→ GIVEN RECORDS
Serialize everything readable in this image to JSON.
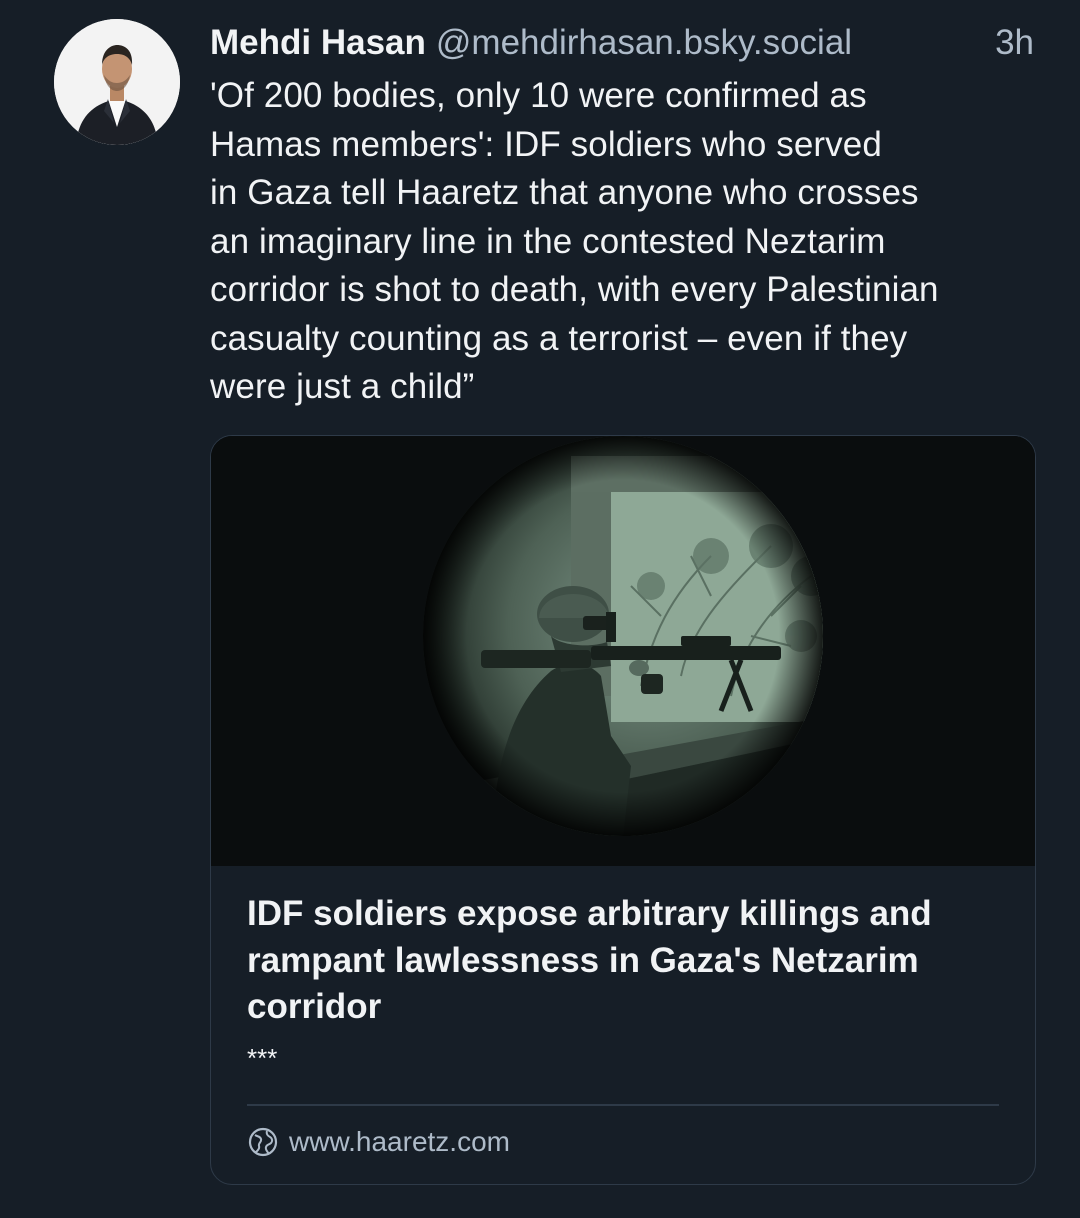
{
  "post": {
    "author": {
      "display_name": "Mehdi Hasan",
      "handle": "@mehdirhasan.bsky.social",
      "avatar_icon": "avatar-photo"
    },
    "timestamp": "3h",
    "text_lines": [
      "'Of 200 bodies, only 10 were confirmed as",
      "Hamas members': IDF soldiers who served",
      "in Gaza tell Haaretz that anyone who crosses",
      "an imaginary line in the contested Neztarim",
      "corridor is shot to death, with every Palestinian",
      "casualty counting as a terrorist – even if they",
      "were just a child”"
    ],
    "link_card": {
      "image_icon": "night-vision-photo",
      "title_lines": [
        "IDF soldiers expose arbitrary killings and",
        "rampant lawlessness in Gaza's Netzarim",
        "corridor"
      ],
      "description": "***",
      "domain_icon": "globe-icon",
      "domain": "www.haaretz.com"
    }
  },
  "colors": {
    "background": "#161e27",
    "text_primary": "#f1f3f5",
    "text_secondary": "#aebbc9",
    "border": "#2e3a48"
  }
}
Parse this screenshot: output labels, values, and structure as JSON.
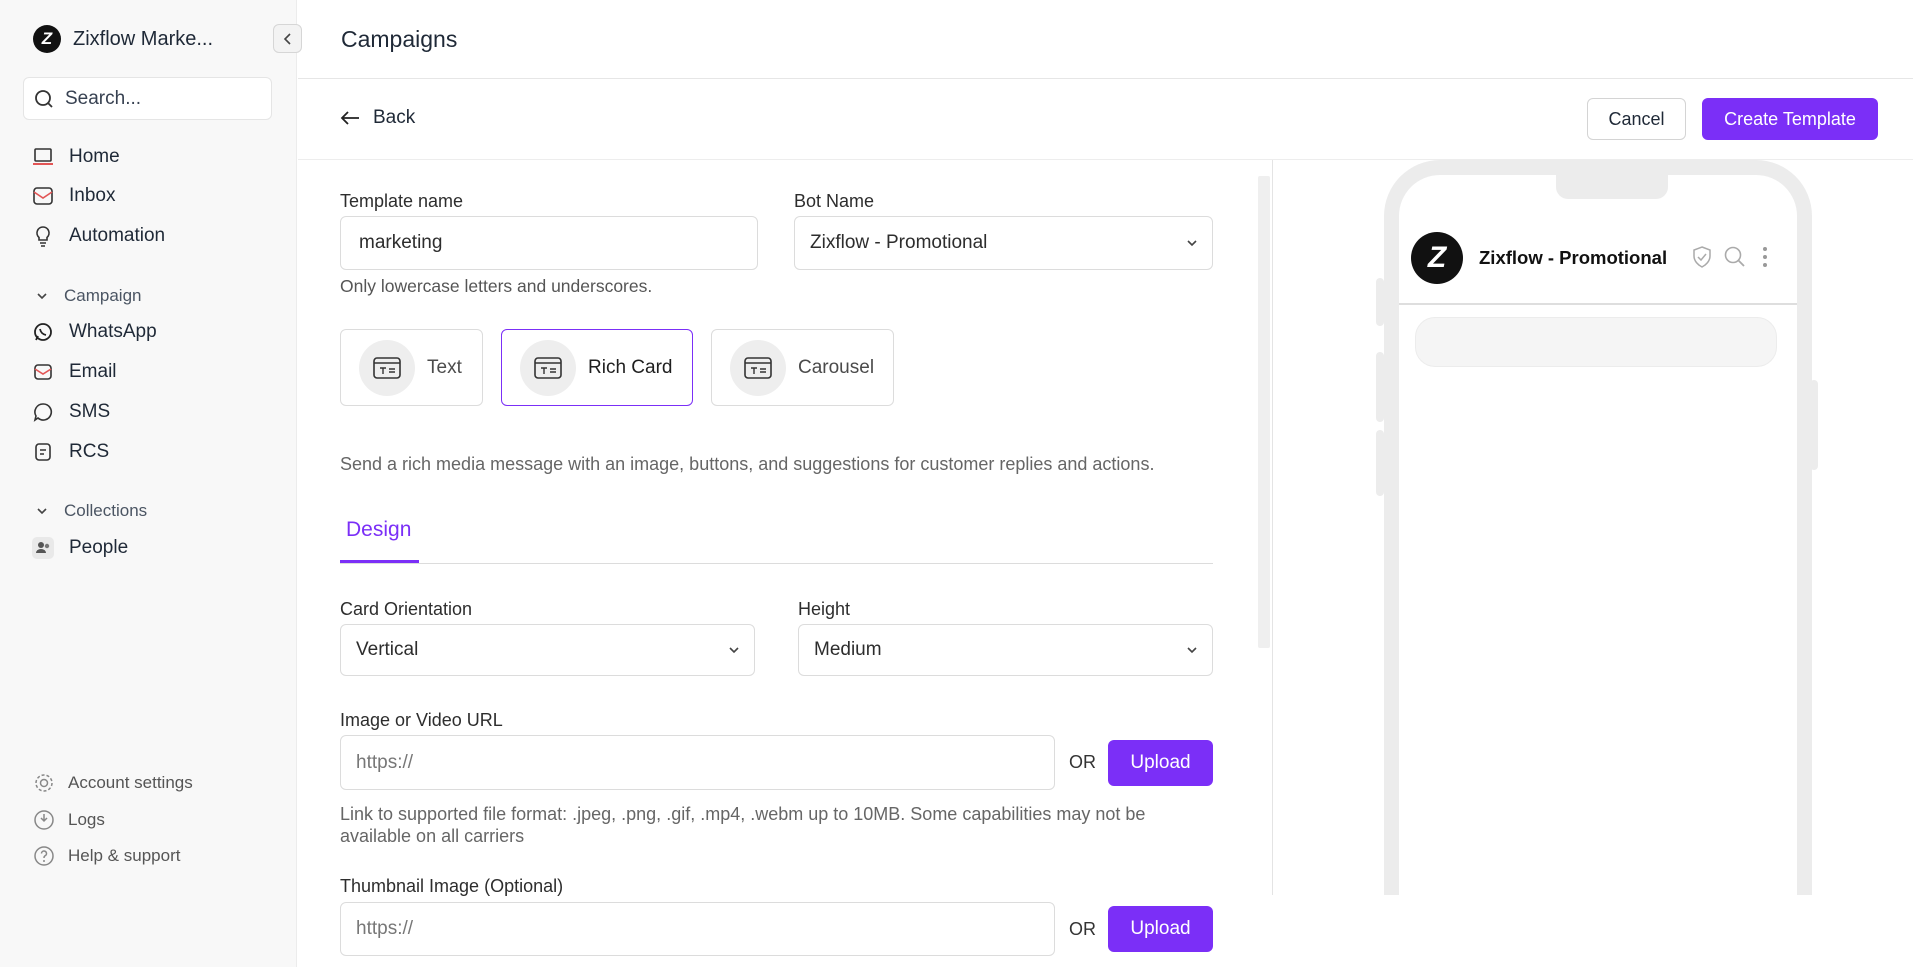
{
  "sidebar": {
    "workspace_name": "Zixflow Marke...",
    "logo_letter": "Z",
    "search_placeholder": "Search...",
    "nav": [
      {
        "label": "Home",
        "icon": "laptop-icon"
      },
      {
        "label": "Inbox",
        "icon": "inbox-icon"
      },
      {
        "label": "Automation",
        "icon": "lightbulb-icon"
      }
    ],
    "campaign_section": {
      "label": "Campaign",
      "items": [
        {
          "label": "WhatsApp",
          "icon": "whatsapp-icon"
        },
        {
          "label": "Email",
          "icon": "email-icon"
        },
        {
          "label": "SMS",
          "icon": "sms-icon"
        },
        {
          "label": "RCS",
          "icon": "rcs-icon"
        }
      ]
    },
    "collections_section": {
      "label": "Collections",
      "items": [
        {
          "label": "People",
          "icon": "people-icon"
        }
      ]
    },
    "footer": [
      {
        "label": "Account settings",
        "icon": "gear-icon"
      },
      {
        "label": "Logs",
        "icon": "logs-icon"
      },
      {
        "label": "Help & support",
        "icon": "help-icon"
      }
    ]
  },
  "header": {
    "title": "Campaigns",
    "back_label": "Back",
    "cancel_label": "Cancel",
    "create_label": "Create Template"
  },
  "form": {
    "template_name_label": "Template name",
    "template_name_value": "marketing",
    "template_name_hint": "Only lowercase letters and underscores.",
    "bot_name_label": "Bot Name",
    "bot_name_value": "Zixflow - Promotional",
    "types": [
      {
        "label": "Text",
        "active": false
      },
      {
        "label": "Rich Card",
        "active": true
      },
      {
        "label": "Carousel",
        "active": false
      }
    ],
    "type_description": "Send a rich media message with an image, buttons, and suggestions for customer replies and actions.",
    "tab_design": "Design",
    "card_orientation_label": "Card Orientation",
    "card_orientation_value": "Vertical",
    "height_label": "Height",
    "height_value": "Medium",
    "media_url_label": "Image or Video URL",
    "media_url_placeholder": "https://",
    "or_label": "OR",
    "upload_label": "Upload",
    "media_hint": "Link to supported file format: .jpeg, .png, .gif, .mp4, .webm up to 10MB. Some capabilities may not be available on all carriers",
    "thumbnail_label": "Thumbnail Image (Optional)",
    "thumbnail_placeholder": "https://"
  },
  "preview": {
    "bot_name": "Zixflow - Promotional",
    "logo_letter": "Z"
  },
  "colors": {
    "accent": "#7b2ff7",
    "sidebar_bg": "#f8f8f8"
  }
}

→ WHAT TO PRODUCE
Identify the lines above with the word "photo". Copy them.

→ ANSWER FOR THE TASK
      "avatar_icon": "avatar-photo"
      "image_icon": "night-vision-photo",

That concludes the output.